Compile every line that includes the word "type".

[Figure collection entries]
● ● ●
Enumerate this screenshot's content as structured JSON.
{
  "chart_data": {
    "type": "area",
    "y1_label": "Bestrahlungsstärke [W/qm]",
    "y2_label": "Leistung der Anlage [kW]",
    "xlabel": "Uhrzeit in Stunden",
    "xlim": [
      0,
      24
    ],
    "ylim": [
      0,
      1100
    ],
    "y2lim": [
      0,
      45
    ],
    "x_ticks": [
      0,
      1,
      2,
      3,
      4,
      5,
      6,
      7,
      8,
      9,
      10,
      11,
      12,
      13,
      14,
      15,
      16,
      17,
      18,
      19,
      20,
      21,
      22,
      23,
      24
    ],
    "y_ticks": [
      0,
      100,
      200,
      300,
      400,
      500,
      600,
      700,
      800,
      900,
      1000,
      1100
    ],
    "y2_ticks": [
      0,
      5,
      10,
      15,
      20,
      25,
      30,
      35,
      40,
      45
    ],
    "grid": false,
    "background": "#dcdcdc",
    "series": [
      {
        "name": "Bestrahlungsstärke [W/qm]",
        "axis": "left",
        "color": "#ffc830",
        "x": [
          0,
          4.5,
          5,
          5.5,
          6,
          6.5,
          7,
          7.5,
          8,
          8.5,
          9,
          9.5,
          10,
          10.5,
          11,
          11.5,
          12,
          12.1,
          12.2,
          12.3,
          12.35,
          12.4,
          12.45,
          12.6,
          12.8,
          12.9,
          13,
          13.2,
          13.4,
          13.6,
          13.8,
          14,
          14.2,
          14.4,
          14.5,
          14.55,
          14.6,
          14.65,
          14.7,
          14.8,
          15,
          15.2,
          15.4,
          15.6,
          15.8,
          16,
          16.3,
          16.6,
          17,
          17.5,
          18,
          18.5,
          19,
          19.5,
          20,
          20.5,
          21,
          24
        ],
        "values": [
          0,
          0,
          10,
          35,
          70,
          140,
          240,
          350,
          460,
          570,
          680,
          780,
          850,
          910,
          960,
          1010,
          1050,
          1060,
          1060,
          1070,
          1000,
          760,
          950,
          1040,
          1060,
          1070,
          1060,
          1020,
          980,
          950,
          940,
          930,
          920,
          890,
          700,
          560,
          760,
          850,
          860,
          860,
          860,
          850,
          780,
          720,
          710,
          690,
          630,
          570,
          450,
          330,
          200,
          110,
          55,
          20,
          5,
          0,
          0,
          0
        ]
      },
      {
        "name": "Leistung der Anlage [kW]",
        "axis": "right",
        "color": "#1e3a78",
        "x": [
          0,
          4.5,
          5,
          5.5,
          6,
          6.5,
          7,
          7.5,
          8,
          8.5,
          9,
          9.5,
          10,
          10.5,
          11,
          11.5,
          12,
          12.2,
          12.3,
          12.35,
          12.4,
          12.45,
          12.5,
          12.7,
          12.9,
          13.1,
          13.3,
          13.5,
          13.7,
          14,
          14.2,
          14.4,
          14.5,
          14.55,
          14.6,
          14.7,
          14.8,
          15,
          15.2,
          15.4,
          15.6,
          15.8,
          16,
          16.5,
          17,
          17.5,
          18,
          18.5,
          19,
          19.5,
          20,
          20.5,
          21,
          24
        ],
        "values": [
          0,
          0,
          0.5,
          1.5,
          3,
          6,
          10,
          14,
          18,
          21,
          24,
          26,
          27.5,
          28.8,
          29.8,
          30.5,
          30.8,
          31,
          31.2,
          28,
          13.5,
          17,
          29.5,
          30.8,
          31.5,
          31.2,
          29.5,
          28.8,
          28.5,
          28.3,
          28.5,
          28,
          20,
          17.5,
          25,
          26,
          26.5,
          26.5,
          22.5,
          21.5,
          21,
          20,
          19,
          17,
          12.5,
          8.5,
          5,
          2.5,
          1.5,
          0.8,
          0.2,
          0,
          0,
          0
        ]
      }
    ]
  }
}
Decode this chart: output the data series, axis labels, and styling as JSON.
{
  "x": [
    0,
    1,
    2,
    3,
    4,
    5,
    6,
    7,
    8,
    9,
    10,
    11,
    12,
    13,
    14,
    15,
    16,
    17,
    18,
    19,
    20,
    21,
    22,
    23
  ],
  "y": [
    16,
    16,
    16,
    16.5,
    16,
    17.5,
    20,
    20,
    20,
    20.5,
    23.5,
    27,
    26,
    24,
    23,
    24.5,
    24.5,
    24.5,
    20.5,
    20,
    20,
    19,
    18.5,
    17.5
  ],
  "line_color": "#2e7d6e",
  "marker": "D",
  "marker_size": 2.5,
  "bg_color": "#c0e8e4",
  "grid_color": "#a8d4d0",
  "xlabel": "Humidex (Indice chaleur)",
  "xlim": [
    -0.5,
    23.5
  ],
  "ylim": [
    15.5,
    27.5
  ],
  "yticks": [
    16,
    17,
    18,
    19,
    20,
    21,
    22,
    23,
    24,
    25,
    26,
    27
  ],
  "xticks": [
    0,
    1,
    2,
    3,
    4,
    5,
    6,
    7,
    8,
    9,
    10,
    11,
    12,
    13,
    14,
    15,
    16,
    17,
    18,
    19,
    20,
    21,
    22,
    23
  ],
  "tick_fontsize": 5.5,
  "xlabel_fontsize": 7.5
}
● ● ●
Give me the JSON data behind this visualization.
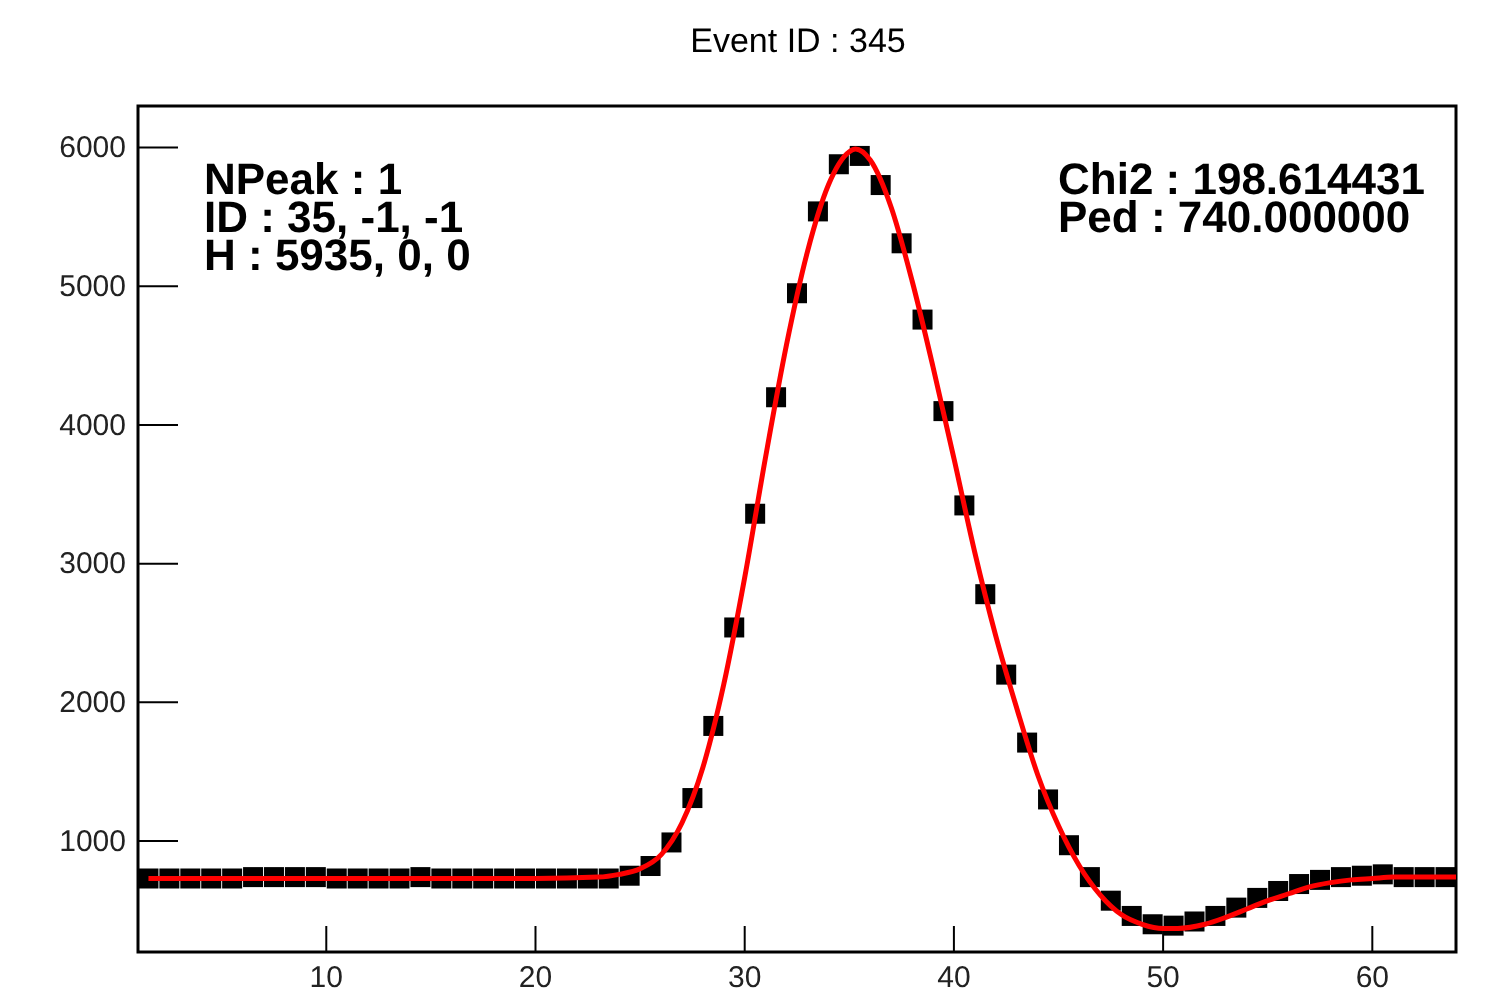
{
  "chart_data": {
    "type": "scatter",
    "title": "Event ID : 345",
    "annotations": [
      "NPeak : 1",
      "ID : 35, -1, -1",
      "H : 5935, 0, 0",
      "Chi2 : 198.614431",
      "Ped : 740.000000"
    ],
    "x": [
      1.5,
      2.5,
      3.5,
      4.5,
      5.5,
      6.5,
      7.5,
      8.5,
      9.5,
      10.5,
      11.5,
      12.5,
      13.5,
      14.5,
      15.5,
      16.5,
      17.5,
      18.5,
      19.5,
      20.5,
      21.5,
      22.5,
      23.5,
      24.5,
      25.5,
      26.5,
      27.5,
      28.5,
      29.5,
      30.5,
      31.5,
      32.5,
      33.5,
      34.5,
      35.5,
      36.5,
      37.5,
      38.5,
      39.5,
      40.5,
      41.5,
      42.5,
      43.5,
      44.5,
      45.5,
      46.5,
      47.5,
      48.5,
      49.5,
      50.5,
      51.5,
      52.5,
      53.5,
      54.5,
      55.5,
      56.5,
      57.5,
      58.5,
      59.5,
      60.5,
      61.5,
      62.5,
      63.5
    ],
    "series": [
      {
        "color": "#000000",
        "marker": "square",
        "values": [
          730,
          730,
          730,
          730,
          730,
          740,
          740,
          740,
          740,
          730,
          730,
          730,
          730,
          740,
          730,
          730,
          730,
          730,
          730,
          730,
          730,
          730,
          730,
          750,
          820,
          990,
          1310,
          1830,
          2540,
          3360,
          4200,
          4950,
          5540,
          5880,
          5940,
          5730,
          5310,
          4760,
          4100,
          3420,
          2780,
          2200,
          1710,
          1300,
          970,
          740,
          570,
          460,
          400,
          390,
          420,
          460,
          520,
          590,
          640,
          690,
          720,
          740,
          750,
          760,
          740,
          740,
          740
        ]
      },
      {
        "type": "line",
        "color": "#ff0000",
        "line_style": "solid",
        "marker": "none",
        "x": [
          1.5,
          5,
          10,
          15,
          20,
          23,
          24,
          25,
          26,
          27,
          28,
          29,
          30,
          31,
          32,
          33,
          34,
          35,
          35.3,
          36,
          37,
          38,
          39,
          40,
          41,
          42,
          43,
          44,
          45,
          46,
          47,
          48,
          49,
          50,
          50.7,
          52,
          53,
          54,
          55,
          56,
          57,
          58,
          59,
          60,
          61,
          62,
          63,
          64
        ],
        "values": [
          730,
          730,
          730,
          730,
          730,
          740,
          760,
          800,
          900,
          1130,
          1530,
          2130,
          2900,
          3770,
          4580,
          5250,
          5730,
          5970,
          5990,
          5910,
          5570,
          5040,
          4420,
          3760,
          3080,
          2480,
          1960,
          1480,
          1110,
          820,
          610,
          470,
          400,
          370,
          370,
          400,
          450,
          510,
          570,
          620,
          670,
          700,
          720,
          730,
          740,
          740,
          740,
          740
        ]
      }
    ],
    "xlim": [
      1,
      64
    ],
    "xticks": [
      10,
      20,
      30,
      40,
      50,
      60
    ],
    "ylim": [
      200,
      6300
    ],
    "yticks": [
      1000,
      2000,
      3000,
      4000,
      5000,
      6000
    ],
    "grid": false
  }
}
● ● ●
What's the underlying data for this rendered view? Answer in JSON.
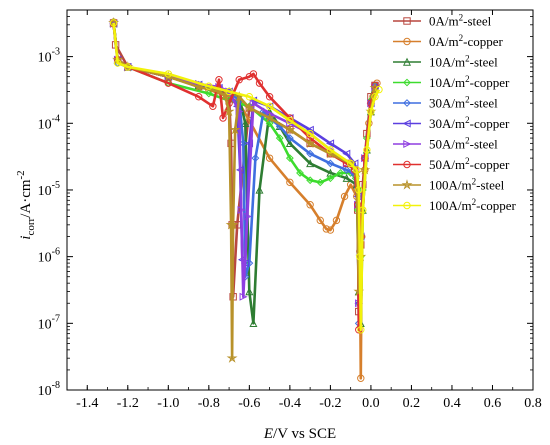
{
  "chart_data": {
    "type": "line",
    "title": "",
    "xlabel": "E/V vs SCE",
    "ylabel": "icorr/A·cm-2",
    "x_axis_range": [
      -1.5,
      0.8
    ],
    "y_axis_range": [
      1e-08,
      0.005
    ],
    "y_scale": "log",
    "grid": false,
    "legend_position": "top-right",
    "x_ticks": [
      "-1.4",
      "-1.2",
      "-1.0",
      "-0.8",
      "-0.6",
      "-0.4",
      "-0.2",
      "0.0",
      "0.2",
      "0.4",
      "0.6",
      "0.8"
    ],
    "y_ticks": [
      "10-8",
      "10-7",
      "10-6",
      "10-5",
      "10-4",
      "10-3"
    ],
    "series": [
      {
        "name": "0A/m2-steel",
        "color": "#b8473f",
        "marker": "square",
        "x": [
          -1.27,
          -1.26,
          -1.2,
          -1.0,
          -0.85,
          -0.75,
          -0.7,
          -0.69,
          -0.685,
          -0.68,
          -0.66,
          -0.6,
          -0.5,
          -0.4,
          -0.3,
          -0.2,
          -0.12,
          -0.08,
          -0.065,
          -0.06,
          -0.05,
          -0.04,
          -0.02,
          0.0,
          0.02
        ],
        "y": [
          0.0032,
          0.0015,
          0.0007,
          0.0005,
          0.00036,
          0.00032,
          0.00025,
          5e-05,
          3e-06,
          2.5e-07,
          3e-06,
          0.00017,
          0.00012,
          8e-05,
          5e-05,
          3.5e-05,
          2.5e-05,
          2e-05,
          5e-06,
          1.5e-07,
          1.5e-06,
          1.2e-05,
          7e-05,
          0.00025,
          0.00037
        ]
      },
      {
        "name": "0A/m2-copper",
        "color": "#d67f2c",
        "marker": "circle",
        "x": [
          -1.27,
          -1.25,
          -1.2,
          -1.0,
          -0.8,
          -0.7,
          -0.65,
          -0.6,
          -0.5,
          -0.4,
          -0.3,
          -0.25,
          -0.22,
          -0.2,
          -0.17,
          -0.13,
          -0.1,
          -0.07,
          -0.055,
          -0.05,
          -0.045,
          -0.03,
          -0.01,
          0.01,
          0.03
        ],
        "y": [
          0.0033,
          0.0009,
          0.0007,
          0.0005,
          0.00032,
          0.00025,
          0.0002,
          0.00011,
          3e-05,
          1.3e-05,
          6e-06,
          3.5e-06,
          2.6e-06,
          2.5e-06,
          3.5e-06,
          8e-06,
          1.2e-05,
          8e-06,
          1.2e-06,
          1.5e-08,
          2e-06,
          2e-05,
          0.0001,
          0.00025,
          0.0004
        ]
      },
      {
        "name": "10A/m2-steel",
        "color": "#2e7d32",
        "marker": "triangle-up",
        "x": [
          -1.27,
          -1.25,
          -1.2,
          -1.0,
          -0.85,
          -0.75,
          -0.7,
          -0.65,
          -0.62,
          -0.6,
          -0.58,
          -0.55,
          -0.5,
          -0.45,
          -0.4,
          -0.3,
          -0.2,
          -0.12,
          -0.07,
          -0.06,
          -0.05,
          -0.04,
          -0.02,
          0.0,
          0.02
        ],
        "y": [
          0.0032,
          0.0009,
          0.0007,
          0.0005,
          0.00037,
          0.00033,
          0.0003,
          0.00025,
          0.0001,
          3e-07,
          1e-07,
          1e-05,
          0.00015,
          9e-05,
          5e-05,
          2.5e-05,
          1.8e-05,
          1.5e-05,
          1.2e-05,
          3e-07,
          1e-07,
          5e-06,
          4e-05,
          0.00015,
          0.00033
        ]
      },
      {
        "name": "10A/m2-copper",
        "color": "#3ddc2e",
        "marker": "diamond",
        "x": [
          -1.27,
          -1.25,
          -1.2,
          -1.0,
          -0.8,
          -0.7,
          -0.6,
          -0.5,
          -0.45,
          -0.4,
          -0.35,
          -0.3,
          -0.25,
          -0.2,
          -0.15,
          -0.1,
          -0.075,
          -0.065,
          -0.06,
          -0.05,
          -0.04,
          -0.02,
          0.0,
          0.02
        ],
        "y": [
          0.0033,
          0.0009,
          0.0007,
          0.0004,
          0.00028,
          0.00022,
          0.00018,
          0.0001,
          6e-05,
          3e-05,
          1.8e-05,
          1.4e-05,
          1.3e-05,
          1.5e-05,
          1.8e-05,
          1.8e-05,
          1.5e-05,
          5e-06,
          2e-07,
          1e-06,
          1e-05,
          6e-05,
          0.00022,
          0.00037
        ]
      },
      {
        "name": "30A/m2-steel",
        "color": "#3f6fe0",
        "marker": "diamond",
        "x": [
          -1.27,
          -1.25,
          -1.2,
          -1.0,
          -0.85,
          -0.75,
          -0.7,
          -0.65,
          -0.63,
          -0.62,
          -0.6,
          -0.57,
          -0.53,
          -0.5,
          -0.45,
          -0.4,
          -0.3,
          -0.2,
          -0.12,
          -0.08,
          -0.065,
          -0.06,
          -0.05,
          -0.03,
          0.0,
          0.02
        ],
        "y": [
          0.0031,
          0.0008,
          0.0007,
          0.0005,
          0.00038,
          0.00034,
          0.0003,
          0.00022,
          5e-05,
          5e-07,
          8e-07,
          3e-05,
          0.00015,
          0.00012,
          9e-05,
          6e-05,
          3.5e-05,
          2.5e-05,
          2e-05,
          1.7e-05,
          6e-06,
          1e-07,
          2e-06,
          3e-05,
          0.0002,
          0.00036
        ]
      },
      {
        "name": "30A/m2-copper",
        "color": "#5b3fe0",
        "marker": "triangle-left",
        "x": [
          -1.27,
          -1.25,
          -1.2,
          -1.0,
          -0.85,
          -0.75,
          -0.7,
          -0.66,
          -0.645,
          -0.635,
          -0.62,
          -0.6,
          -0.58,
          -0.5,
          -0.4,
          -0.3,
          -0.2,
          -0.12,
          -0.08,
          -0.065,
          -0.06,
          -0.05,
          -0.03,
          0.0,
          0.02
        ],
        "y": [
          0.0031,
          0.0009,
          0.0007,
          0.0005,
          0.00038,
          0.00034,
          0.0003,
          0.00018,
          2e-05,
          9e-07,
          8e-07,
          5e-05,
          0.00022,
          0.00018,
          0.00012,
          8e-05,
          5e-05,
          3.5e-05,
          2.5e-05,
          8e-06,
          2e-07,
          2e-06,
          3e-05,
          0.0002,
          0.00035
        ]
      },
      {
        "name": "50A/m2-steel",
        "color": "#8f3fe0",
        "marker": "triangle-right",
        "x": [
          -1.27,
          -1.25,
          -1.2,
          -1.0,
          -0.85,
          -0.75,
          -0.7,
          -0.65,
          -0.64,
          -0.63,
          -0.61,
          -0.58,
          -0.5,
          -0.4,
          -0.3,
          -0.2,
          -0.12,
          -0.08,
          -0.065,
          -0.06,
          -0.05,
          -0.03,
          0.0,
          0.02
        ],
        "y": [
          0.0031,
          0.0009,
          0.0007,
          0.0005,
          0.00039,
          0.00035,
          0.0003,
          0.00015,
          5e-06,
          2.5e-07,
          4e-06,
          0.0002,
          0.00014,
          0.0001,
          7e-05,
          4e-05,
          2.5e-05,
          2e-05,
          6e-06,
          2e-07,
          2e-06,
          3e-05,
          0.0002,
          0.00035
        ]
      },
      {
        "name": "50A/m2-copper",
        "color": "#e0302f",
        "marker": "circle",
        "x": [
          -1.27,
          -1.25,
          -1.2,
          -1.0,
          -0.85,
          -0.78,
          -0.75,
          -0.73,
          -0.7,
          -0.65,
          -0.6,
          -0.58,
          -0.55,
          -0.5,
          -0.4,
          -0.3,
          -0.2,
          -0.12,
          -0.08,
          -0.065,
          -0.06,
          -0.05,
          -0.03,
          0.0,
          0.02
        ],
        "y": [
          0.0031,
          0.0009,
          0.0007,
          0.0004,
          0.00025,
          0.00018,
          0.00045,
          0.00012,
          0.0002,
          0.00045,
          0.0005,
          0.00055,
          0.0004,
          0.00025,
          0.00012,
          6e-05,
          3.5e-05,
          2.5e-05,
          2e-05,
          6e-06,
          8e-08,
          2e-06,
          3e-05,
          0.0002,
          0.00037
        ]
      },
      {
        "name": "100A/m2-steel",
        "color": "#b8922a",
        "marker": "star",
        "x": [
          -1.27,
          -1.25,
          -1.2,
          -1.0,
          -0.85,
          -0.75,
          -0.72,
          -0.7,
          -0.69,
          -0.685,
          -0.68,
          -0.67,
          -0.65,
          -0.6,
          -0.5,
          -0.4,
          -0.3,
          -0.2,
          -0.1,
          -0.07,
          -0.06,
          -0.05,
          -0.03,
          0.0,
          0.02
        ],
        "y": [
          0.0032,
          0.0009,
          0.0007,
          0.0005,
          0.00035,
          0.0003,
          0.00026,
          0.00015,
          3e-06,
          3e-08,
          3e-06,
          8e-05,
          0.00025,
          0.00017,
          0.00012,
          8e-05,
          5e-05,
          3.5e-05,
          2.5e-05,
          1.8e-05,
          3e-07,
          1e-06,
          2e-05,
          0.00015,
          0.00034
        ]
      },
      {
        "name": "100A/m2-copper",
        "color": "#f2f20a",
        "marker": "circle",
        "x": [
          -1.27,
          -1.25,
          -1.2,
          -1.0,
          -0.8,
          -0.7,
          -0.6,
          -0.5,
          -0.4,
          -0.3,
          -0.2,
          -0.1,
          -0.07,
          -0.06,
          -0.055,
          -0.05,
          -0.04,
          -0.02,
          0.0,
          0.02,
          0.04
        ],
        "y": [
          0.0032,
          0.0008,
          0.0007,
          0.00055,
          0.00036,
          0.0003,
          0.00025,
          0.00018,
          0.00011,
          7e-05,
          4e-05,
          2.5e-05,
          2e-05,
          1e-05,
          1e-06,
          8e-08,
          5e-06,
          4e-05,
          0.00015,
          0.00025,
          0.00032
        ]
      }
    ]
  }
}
● ● ●
Task solution:
    "type": "area",
    "type": "scatter",
        "type": "line",
    "type": "line",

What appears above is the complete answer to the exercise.